======== SUPPLIED DATA ========

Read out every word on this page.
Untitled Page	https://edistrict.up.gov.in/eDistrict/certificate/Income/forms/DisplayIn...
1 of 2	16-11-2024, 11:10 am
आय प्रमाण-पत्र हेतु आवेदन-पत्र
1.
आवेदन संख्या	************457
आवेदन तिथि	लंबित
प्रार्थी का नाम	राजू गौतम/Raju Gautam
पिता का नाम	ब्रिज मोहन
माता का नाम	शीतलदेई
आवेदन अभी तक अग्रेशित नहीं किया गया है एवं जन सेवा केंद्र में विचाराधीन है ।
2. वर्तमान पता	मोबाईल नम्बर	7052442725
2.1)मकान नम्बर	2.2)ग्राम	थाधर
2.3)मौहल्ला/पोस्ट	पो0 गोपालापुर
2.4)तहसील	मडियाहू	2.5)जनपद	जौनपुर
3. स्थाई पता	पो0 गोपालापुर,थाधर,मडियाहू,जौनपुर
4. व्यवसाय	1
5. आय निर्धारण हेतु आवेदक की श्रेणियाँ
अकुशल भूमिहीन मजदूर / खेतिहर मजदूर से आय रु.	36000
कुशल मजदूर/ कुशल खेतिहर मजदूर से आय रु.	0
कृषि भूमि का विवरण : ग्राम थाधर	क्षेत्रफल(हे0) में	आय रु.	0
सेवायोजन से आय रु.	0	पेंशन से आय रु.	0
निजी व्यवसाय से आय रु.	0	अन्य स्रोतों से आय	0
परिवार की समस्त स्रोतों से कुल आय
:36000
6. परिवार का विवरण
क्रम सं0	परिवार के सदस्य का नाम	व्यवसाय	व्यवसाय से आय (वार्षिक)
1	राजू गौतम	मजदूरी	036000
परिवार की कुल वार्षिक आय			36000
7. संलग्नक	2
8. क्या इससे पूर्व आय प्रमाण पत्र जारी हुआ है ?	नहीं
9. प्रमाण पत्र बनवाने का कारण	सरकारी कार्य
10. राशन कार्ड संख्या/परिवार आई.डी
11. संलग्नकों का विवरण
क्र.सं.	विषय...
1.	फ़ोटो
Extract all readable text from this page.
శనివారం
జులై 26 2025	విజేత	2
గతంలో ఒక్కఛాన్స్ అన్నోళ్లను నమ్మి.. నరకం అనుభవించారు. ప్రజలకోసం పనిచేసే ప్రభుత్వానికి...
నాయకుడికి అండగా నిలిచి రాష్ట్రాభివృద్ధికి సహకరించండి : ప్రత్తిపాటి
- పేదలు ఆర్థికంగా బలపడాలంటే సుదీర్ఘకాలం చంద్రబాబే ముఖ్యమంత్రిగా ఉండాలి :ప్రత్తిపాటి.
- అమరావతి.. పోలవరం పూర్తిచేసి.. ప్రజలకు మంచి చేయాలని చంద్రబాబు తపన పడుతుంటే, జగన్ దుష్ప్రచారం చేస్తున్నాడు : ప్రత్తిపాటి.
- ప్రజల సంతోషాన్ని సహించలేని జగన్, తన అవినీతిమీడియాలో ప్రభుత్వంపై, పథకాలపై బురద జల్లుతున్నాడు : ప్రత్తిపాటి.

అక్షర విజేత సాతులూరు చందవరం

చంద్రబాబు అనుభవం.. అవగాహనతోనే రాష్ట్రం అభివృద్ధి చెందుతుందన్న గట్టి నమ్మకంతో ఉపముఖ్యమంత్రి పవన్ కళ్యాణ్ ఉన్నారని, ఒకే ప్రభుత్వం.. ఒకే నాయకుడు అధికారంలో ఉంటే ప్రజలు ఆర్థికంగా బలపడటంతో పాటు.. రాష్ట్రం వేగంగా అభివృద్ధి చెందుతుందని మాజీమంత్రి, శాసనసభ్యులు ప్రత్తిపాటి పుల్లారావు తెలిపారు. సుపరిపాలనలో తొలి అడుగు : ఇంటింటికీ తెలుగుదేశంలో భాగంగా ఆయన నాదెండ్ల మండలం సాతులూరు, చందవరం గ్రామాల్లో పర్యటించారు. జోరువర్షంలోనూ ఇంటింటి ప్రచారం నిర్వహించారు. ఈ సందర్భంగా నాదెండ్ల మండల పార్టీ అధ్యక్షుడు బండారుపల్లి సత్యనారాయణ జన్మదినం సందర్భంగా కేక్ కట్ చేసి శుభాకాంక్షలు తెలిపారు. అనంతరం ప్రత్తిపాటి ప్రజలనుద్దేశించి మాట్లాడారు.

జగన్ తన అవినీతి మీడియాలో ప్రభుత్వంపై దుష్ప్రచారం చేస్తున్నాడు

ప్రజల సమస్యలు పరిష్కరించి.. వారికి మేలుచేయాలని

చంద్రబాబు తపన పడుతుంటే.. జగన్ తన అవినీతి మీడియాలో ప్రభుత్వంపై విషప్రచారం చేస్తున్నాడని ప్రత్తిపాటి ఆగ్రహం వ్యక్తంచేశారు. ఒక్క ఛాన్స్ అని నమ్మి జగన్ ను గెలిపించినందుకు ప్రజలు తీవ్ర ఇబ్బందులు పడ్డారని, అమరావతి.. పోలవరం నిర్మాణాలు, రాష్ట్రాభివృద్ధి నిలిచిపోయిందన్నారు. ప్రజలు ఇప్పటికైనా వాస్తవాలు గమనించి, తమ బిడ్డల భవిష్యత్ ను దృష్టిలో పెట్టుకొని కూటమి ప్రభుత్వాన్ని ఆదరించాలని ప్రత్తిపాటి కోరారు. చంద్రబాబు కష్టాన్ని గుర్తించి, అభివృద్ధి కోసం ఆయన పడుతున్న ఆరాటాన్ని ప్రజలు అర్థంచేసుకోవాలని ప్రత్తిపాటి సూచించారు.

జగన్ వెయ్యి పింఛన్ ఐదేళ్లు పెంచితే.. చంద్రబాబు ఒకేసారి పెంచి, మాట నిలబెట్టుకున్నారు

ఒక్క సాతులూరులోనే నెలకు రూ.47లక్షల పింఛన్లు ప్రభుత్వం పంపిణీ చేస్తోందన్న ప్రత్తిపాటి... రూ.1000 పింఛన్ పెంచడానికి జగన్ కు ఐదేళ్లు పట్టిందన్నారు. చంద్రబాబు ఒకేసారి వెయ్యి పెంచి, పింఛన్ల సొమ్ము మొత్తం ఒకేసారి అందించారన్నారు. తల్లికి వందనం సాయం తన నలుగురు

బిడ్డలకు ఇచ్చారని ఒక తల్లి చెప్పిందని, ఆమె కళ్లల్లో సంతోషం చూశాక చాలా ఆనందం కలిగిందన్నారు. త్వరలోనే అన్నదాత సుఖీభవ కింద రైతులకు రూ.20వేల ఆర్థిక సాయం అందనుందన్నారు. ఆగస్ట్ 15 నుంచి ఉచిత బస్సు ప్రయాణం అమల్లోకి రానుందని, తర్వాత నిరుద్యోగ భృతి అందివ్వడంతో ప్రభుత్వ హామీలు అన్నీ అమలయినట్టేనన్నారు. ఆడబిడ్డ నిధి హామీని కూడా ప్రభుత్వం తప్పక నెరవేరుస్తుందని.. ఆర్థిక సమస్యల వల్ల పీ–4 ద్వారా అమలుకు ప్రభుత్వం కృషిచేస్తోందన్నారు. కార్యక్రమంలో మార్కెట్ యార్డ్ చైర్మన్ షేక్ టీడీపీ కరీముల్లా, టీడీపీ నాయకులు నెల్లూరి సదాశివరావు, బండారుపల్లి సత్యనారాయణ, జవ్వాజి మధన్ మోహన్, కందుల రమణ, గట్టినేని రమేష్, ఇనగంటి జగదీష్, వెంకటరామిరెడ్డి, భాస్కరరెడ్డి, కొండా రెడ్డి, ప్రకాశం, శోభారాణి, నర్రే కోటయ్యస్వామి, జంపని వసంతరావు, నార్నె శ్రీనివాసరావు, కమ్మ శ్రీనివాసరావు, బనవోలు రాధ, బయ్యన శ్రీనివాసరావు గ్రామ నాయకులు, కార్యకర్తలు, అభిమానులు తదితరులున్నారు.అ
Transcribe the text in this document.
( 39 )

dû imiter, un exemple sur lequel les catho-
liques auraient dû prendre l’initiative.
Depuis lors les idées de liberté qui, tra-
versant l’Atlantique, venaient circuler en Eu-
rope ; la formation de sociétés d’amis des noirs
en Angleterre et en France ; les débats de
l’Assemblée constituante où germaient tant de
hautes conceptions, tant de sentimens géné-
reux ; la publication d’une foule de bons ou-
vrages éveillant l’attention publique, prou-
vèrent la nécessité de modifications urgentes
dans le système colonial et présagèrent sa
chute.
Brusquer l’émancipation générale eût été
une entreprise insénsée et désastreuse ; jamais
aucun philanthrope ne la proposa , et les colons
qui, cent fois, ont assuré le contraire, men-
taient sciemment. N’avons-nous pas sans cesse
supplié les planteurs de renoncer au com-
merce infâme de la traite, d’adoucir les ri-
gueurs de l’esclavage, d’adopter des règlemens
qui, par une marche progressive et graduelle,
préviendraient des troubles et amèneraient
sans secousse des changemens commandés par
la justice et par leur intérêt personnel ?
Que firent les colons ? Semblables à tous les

========

=== WHAT THE EXERCISE ASKS ===
Report only how many lines in the records contain the word "tant".

=== WORKED SOLUTION ===
2